Stored data:
▬▬▬

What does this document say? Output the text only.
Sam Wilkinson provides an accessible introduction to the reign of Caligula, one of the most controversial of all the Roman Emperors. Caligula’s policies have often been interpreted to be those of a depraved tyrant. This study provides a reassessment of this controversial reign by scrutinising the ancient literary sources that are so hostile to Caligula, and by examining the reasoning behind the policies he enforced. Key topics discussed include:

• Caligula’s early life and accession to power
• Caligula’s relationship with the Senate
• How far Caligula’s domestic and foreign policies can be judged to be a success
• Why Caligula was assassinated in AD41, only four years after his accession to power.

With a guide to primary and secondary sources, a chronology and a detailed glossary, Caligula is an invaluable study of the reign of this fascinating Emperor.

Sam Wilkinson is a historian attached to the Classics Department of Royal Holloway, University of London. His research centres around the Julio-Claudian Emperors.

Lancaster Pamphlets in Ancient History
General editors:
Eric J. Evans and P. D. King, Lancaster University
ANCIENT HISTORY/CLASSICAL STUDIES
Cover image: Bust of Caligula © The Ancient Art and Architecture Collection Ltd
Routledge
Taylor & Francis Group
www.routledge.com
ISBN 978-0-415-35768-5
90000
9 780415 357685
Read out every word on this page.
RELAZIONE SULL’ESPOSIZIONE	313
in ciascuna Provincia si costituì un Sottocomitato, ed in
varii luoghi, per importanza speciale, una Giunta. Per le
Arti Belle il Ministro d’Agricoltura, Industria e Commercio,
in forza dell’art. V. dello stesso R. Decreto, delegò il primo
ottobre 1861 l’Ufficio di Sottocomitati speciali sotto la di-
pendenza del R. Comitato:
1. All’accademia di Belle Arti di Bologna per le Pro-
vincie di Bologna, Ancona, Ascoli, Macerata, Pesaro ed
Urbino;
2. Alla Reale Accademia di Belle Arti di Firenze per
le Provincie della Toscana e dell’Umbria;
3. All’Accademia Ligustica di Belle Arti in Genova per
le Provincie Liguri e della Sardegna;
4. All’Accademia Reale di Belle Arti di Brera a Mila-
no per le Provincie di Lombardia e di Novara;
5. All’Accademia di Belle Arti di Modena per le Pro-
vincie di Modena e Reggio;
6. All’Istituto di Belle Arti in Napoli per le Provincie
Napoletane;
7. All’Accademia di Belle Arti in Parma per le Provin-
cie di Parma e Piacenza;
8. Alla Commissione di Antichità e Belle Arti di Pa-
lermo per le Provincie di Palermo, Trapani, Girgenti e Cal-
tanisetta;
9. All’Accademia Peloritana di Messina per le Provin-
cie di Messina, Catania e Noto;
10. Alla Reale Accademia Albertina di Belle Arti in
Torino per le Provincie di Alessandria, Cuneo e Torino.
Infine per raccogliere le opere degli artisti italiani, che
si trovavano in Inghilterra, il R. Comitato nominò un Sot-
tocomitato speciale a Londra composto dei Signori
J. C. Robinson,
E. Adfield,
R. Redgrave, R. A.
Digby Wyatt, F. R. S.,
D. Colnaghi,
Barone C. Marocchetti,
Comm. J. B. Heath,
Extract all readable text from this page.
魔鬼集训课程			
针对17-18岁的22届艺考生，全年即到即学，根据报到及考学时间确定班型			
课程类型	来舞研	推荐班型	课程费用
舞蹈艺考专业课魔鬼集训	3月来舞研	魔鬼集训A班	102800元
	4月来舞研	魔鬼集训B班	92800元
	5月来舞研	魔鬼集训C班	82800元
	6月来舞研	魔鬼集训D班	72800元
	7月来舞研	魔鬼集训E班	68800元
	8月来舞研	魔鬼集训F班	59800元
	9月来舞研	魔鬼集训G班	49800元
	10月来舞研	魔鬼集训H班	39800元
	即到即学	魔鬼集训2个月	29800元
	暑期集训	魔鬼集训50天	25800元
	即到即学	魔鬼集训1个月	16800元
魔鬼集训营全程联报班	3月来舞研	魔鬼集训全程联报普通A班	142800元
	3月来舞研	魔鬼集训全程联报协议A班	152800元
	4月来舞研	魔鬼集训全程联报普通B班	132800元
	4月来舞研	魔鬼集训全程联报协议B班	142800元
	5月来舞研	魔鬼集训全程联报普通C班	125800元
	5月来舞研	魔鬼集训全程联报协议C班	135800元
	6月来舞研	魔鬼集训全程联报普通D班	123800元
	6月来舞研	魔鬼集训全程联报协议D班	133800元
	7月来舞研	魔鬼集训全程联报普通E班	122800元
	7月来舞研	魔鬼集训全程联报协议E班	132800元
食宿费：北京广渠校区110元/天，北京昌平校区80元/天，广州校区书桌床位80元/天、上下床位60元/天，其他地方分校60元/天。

▬▬▬

What you will do:
Write the data back out verbatim.

Final answer:
What does this document say? Output the text only.
Sam Wilkinson provides an accessible introduction to the reign of Caligula, one of the most controversial of all the Roman Emperors. Caligula’s policies have often been interpreted to be those of a depraved tyrant. This study provides a reassessment of this controversial reign by scrutinising the ancient literary sources that are so hostile to Caligula, and by examining the reasoning behind the policies he enforced. Key topics discussed include:

• Caligula’s early life and accession to power
• Caligula’s relationship with the Senate
• How far Caligula’s domestic and foreign policies can be judged to be a success
• Why Caligula was assassinated in AD41, only four years after his accession to power.

With a guide to primary and secondary sources, a chronology and a detailed glossary, Caligula is an invaluable study of the reign of this fascinating Emperor.

Sam Wilkinson is a historian attached to the Classics Department of Royal Holloway, University of London. His research centres around the Julio-Claudian Emperors.

Lancaster Pamphlets in Ancient History
General editors:
Eric J. Evans and P. D. King, Lancaster University
ANCIENT HISTORY/CLASSICAL STUDIES
Cover image: Bust of Caligula © The Ancient Art and Architecture Collection Ltd
Routledge
Taylor & Francis Group
www.routledge.com
ISBN 978-0-415-35768-5
90000
9 780415 357685
Read out every word on this page.
RELAZIONE SULL’ESPOSIZIONE	313
in ciascuna Provincia si costituì un Sottocomitato, ed in
varii luoghi, per importanza speciale, una Giunta. Per le
Arti Belle il Ministro d’Agricoltura, Industria e Commercio,
in forza dell’art. V. dello stesso R. Decreto, delegò il primo
ottobre 1861 l’Ufficio di Sottocomitati speciali sotto la di-
pendenza del R. Comitato:
1. All’accademia di Belle Arti di Bologna per le Pro-
vincie di Bologna, Ancona, Ascoli, Macerata, Pesaro ed
Urbino;
2. Alla Reale Accademia di Belle Arti di Firenze per
le Provincie della Toscana e dell’Umbria;
3. All’Accademia Ligustica di Belle Arti in Genova per
le Provincie Liguri e della Sardegna;
4. All’Accademia Reale di Belle Arti di Brera a Mila-
no per le Provincie di Lombardia e di Novara;
5. All’Accademia di Belle Arti di Modena per le Pro-
vincie di Modena e Reggio;
6. All’Istituto di Belle Arti in Napoli per le Provincie
Napoletane;
7. All’Accademia di Belle Arti in Parma per le Provin-
cie di Parma e Piacenza;
8. Alla Commissione di Antichità e Belle Arti di Pa-
lermo per le Provincie di Palermo, Trapani, Girgenti e Cal-
tanisetta;
9. All’Accademia Peloritana di Messina per le Provin-
cie di Messina, Catania e Noto;
10. Alla Reale Accademia Albertina di Belle Arti in
Torino per le Provincie di Alessandria, Cuneo e Torino.
Infine per raccogliere le opere degli artisti italiani, che
si trovavano in Inghilterra, il R. Comitato nominò un Sot-
tocomitato speciale a Londra composto dei Signori
J. C. Robinson,
E. Adfield,
R. Redgrave, R. A.
Digby Wyatt, F. R. S.,
D. Colnaghi,
Barone C. Marocchetti,
Comm. J. B. Heath,
Extract all readable text from this page.
魔鬼集训课程			
针对17-18岁的22届艺考生，全年即到即学，根据报到及考学时间确定班型			
课程类型	来舞研	推荐班型	课程费用
舞蹈艺考专业课魔鬼集训	3月来舞研	魔鬼集训A班	102800元
	4月来舞研	魔鬼集训B班	92800元
	5月来舞研	魔鬼集训C班	82800元
	6月来舞研	魔鬼集训D班	72800元
	7月来舞研	魔鬼集训E班	68800元
	8月来舞研	魔鬼集训F班	59800元
	9月来舞研	魔鬼集训G班	49800元
	10月来舞研	魔鬼集训H班	39800元
	即到即学	魔鬼集训2个月	29800元
	暑期集训	魔鬼集训50天	25800元
	即到即学	魔鬼集训1个月	16800元
魔鬼集训营全程联报班	3月来舞研	魔鬼集训全程联报普通A班	142800元
	3月来舞研	魔鬼集训全程联报协议A班	152800元
	4月来舞研	魔鬼集训全程联报普通B班	132800元
	4月来舞研	魔鬼集训全程联报协议B班	142800元
	5月来舞研	魔鬼集训全程联报普通C班	125800元
	5月来舞研	魔鬼集训全程联报协议C班	135800元
	6月来舞研	魔鬼集训全程联报普通D班	123800元
	6月来舞研	魔鬼集训全程联报协议D班	133800元
	7月来舞研	魔鬼集训全程联报普通E班	122800元
	7月来舞研	魔鬼集训全程联报协议E班	132800元
食宿费：北京广渠校区110元/天，北京昌平校区80元/天，广州校区书桌床位80元/天、上下床位60元/天，其他地方分校60元/天。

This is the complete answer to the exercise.